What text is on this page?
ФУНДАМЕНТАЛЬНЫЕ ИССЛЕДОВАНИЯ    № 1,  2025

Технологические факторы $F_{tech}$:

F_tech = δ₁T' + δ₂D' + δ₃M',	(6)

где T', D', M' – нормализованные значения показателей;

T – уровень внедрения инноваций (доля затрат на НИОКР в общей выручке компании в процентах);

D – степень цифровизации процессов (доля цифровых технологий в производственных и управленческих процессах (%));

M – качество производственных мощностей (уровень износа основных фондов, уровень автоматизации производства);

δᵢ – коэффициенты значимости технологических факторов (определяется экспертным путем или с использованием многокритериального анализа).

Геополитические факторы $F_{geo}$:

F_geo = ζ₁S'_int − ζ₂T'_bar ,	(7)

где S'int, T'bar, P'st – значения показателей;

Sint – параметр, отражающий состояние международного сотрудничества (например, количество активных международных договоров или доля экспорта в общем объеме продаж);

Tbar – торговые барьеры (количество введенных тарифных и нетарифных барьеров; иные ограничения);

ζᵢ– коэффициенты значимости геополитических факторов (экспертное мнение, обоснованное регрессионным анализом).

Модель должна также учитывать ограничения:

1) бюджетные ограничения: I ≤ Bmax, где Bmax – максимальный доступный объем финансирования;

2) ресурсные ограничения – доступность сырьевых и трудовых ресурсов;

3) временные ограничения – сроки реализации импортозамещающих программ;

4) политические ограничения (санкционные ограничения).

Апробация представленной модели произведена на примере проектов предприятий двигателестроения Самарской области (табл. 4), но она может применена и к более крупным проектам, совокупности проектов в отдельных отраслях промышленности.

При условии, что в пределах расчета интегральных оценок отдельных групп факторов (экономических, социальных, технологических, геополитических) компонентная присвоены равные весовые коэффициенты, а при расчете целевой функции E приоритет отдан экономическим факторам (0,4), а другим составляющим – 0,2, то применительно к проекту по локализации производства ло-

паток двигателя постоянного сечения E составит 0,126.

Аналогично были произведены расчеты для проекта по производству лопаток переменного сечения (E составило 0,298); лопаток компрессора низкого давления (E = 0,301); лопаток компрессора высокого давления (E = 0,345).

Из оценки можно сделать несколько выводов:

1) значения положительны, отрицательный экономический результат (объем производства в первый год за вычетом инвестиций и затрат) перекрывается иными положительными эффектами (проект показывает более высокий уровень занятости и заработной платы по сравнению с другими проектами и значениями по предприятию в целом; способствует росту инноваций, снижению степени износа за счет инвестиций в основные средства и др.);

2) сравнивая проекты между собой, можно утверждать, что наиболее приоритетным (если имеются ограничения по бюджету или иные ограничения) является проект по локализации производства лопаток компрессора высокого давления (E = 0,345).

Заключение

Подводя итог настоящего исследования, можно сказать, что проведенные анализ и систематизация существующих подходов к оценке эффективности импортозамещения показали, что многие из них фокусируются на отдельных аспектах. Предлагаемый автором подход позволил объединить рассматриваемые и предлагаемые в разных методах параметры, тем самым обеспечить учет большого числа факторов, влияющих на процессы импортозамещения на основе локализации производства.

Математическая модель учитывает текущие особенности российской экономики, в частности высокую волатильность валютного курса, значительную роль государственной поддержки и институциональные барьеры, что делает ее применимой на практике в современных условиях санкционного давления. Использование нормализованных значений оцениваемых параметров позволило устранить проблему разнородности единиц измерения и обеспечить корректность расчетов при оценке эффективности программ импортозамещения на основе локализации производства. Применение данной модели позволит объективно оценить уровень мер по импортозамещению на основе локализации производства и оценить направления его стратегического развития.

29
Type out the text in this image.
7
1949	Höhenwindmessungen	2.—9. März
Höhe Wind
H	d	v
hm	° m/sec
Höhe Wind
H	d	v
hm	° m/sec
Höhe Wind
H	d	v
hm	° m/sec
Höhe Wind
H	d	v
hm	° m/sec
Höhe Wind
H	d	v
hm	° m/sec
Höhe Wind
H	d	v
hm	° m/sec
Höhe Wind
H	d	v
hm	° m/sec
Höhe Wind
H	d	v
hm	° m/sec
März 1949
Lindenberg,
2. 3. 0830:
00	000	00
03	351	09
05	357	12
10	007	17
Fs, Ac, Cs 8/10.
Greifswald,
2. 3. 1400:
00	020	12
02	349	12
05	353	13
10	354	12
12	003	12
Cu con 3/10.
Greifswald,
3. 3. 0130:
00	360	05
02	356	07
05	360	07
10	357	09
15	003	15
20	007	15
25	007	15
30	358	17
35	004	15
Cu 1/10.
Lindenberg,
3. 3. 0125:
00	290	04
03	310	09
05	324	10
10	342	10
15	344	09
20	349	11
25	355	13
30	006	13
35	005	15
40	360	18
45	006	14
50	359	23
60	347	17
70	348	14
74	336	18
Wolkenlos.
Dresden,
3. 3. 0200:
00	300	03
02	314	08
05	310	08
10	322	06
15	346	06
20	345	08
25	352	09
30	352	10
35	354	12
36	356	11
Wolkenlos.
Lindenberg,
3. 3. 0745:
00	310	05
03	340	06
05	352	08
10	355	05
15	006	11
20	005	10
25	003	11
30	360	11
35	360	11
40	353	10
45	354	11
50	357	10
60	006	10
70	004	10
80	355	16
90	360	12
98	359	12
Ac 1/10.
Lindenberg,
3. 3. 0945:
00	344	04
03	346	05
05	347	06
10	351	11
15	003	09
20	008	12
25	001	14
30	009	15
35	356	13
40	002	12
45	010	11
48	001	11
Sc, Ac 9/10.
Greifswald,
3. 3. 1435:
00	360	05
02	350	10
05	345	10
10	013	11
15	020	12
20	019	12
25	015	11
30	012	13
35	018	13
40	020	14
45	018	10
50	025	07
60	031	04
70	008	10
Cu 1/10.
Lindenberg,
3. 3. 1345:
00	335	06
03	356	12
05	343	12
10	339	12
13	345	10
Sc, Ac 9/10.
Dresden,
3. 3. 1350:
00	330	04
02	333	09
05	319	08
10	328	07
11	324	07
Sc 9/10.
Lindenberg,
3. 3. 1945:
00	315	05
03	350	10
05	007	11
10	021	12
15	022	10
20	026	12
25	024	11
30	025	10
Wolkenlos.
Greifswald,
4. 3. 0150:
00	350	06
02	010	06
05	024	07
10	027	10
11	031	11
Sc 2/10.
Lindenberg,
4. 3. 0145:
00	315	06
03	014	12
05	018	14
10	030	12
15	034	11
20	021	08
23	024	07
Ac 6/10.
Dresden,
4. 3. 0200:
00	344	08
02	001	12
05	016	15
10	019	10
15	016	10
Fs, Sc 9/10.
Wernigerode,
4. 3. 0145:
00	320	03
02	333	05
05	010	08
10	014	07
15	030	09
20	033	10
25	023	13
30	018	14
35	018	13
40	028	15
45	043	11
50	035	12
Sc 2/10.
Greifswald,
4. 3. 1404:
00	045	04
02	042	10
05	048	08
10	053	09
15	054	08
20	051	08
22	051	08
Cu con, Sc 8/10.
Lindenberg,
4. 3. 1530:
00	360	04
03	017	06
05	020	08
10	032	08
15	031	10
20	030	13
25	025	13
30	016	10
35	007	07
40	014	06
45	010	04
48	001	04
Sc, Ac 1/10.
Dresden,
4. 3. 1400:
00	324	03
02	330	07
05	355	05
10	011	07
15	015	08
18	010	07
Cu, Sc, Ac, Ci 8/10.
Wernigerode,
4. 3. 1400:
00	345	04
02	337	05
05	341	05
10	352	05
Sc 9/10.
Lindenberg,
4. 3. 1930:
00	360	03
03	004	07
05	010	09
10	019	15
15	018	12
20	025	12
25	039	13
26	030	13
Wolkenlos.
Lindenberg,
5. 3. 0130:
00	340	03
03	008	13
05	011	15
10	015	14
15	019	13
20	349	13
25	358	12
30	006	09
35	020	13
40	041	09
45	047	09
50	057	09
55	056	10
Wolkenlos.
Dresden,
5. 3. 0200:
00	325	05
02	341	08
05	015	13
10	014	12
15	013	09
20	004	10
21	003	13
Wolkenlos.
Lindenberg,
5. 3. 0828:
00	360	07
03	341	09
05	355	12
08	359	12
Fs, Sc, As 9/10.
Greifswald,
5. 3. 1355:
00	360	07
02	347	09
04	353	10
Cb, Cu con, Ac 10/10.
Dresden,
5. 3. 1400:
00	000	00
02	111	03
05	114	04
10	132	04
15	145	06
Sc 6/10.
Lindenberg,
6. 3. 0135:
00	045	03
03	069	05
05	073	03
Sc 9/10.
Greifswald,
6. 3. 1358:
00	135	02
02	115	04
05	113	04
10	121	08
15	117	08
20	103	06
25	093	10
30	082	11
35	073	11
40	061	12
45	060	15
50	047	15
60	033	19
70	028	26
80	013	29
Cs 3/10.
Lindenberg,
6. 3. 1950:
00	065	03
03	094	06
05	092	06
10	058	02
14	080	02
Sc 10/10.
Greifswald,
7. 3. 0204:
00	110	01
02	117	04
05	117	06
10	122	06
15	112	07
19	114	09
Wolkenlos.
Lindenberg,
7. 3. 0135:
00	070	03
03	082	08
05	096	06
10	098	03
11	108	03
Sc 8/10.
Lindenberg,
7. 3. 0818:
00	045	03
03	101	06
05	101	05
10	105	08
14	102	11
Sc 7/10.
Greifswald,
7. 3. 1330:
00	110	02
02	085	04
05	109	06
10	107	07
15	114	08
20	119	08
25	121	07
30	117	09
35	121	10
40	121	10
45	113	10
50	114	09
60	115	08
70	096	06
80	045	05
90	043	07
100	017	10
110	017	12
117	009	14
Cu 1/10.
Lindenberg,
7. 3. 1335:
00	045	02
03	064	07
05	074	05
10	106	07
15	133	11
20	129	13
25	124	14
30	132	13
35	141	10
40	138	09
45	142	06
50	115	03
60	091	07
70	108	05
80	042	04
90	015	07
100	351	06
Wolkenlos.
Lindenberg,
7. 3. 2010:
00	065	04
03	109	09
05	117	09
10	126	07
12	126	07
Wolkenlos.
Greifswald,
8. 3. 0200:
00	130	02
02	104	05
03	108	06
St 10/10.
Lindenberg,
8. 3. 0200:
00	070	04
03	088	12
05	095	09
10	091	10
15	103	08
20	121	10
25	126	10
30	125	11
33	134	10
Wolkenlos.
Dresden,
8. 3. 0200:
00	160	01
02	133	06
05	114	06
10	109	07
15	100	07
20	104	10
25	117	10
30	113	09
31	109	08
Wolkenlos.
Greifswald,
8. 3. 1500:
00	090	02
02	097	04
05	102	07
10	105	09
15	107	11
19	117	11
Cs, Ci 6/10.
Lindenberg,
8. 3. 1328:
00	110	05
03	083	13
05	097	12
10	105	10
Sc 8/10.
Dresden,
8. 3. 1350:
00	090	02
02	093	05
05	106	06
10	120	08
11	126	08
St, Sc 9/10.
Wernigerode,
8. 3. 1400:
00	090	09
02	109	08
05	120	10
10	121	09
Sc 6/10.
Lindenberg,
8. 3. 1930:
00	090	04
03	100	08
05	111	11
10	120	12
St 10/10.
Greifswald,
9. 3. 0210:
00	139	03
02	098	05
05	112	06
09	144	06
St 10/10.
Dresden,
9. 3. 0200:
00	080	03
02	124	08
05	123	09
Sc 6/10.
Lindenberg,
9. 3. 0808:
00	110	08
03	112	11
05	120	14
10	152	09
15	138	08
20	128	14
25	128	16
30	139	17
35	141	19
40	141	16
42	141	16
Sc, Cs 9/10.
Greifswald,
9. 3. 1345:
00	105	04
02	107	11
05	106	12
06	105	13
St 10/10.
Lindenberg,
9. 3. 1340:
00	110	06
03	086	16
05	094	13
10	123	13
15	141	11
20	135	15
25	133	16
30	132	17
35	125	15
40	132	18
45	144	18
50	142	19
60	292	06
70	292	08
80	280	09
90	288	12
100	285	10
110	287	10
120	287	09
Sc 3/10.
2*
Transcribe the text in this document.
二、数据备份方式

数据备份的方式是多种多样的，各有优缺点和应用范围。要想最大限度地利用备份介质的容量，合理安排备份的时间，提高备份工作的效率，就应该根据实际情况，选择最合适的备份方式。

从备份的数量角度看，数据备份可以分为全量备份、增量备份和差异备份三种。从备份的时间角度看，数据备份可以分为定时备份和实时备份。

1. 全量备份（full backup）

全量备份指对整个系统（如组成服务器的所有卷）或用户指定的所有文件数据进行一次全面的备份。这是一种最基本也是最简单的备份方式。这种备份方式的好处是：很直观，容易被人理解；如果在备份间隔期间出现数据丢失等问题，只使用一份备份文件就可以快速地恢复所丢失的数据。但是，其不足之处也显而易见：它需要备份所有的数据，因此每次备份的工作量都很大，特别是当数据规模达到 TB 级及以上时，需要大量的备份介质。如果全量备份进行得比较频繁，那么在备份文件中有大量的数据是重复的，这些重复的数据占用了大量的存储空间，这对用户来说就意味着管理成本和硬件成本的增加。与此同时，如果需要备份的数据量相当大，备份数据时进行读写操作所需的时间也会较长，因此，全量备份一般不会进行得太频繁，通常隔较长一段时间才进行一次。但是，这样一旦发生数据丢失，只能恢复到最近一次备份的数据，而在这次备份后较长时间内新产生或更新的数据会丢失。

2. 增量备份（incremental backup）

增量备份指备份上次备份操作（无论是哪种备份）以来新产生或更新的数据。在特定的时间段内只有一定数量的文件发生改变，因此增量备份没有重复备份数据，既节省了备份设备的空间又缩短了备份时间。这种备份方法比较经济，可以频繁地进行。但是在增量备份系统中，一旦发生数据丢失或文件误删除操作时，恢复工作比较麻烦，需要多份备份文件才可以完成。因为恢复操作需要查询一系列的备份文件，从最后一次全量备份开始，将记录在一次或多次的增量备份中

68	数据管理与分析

→ **WHAT IS NEEDED**: Search the records above for the string "backup". Copy every line that contains it.

→ **TASK ANSWER**:
1. 全量备份（full backup）
2. 增量备份（incremental backup）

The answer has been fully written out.